_Stated problem_.
Read the listing below and copy out every line that holds "Accuracy".

_Listed records_.
★ ★ ★ ★ ★

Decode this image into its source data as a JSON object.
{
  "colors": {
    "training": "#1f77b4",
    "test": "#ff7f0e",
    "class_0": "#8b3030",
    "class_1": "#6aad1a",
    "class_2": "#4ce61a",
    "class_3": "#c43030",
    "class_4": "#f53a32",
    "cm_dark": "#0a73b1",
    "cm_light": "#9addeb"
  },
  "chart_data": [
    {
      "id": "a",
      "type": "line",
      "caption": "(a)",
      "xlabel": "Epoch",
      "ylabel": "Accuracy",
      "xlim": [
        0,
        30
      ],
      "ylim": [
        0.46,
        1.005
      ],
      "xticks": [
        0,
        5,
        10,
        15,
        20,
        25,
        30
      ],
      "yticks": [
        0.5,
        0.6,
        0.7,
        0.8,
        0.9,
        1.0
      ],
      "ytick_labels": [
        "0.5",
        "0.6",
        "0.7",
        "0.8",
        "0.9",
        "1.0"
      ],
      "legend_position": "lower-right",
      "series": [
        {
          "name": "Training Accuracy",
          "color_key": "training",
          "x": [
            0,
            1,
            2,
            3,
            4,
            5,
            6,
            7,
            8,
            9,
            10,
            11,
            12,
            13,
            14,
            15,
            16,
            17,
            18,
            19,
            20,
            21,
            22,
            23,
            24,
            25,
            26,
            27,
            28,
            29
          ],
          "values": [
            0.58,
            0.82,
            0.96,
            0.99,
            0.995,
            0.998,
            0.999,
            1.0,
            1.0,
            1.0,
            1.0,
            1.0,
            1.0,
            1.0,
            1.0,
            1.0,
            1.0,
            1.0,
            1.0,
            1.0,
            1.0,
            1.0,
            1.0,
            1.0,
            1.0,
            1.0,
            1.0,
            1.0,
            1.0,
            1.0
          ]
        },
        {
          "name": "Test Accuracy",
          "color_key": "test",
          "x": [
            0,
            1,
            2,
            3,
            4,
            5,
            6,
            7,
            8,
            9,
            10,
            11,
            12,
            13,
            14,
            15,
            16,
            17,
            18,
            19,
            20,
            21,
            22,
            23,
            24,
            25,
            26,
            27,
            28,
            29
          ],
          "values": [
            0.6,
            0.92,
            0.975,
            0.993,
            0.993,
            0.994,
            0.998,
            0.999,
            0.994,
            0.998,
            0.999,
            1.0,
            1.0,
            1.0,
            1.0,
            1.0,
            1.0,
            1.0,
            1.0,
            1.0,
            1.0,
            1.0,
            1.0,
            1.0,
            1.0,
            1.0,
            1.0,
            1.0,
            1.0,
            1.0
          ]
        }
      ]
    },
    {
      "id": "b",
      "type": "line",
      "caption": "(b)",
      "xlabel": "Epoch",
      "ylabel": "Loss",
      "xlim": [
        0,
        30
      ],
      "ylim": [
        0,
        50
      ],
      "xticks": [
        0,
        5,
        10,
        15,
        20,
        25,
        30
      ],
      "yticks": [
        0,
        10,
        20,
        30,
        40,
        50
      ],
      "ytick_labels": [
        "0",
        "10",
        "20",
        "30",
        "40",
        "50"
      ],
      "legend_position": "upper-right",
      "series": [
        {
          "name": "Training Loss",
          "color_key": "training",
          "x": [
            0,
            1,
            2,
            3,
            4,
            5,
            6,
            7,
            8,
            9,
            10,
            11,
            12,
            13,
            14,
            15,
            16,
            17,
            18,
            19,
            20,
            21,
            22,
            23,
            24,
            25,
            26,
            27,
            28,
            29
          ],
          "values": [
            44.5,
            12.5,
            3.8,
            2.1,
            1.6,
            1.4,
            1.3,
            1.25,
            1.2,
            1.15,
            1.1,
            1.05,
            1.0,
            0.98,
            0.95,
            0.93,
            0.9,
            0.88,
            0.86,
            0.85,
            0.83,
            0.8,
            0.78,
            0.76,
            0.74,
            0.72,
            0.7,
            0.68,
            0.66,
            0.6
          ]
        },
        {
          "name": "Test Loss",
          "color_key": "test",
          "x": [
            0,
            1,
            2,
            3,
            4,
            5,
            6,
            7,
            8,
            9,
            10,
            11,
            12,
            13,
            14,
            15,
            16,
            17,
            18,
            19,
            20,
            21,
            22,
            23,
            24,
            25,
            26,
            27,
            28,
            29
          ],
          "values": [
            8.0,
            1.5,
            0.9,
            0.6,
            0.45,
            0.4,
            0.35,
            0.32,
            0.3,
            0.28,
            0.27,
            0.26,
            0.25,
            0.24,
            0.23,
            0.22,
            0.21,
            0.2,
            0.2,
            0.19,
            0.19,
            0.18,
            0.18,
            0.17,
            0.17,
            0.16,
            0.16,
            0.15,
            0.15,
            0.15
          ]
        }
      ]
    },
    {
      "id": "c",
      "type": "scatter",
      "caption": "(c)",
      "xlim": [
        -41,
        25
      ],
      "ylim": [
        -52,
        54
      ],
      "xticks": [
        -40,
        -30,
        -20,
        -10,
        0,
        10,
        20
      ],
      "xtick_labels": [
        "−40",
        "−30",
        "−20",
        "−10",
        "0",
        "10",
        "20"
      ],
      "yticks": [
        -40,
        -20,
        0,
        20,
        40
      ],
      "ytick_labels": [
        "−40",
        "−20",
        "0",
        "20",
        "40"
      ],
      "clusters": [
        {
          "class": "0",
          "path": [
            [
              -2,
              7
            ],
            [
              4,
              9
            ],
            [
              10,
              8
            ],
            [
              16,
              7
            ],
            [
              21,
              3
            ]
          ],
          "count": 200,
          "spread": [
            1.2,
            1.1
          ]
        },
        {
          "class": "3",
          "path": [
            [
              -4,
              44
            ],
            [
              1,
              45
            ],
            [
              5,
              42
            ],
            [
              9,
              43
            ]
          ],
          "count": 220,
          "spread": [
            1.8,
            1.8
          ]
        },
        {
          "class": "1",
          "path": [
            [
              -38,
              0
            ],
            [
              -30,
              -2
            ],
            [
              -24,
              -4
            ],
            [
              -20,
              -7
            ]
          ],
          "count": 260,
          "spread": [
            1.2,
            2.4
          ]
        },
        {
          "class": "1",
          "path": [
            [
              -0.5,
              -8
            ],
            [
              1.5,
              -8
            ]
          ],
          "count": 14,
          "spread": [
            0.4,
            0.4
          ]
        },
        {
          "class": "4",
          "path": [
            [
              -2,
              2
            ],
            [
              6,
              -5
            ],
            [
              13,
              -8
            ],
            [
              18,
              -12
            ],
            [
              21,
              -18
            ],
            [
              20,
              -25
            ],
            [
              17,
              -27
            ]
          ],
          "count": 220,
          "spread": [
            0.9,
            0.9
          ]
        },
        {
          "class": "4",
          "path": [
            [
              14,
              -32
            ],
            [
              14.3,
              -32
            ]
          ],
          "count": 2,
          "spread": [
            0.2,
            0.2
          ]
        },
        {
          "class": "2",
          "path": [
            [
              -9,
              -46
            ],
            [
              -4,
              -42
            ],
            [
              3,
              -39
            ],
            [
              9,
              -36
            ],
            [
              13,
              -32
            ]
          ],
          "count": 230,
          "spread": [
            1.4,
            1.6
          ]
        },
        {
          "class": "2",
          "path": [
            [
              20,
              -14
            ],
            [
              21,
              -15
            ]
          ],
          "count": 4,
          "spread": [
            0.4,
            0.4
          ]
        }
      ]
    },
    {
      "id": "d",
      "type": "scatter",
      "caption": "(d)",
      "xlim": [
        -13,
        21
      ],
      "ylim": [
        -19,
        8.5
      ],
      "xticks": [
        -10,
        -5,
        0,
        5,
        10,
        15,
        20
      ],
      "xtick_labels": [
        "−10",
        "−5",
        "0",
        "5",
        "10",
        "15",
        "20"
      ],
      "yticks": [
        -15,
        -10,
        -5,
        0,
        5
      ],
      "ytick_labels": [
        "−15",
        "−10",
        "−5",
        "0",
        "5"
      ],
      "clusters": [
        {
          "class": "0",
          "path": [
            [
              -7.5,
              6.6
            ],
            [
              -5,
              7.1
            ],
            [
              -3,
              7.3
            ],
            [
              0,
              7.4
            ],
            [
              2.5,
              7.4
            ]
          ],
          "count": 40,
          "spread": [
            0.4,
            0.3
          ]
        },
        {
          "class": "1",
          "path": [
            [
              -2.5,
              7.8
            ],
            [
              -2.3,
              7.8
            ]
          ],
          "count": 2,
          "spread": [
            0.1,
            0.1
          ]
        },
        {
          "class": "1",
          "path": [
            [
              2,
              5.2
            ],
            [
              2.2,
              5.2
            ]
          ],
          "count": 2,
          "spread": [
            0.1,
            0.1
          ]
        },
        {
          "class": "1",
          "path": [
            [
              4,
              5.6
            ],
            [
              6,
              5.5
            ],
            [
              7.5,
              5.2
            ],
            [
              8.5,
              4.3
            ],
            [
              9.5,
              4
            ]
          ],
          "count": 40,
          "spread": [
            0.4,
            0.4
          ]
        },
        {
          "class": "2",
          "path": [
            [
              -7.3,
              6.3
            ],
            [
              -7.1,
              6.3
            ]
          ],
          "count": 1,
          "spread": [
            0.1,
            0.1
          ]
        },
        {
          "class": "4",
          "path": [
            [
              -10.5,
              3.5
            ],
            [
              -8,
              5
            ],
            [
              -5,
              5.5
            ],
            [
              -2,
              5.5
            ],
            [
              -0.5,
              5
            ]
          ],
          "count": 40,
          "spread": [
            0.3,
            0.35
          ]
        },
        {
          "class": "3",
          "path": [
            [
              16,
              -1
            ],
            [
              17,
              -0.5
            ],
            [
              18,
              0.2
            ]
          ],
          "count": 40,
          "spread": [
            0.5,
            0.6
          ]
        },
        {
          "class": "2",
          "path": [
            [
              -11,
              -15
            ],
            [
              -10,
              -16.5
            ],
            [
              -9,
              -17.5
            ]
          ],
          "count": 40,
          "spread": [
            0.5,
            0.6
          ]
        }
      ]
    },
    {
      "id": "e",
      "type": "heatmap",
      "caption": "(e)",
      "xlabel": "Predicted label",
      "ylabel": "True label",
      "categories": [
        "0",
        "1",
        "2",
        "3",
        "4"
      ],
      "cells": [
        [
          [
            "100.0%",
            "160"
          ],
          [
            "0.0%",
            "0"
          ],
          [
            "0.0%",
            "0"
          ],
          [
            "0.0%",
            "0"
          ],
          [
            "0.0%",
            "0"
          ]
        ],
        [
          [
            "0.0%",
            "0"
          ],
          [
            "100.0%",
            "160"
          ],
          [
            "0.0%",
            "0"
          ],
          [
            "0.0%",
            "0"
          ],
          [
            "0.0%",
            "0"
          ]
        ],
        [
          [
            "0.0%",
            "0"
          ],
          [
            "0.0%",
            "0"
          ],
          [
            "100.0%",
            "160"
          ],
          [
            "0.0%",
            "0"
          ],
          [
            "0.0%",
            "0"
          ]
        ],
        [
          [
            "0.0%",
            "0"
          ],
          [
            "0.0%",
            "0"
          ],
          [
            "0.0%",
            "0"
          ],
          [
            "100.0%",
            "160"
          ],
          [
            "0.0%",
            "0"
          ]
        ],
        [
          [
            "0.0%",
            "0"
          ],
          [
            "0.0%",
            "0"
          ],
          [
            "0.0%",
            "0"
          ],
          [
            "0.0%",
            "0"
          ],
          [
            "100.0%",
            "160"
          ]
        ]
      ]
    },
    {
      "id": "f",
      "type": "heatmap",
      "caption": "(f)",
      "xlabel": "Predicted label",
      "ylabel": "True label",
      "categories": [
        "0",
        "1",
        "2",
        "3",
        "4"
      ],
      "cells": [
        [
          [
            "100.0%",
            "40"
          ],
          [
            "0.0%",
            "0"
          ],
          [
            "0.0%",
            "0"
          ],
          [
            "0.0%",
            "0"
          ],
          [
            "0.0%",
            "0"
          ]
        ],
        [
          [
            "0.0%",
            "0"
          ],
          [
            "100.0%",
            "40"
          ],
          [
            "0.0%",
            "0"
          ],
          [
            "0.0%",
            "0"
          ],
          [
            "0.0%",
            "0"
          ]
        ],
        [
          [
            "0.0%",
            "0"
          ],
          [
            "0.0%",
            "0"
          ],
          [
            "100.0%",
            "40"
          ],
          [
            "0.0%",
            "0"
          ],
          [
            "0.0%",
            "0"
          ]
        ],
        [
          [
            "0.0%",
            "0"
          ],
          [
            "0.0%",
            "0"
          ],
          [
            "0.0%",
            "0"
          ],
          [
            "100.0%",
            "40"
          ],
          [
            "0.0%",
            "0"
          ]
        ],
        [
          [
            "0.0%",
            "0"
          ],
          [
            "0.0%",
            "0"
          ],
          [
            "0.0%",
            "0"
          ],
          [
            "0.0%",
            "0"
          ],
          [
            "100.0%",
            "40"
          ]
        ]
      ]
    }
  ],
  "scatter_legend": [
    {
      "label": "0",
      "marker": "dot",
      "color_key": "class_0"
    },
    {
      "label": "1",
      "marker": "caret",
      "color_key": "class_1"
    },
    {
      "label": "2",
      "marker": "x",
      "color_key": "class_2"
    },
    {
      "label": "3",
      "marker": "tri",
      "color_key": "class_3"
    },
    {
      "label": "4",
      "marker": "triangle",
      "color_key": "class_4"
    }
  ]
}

★ ★ ★ ★ ★

_Reply_.
      "ylabel": "Accuracy",
          "name": "Training Accuracy",
          "name": "Test Accuracy",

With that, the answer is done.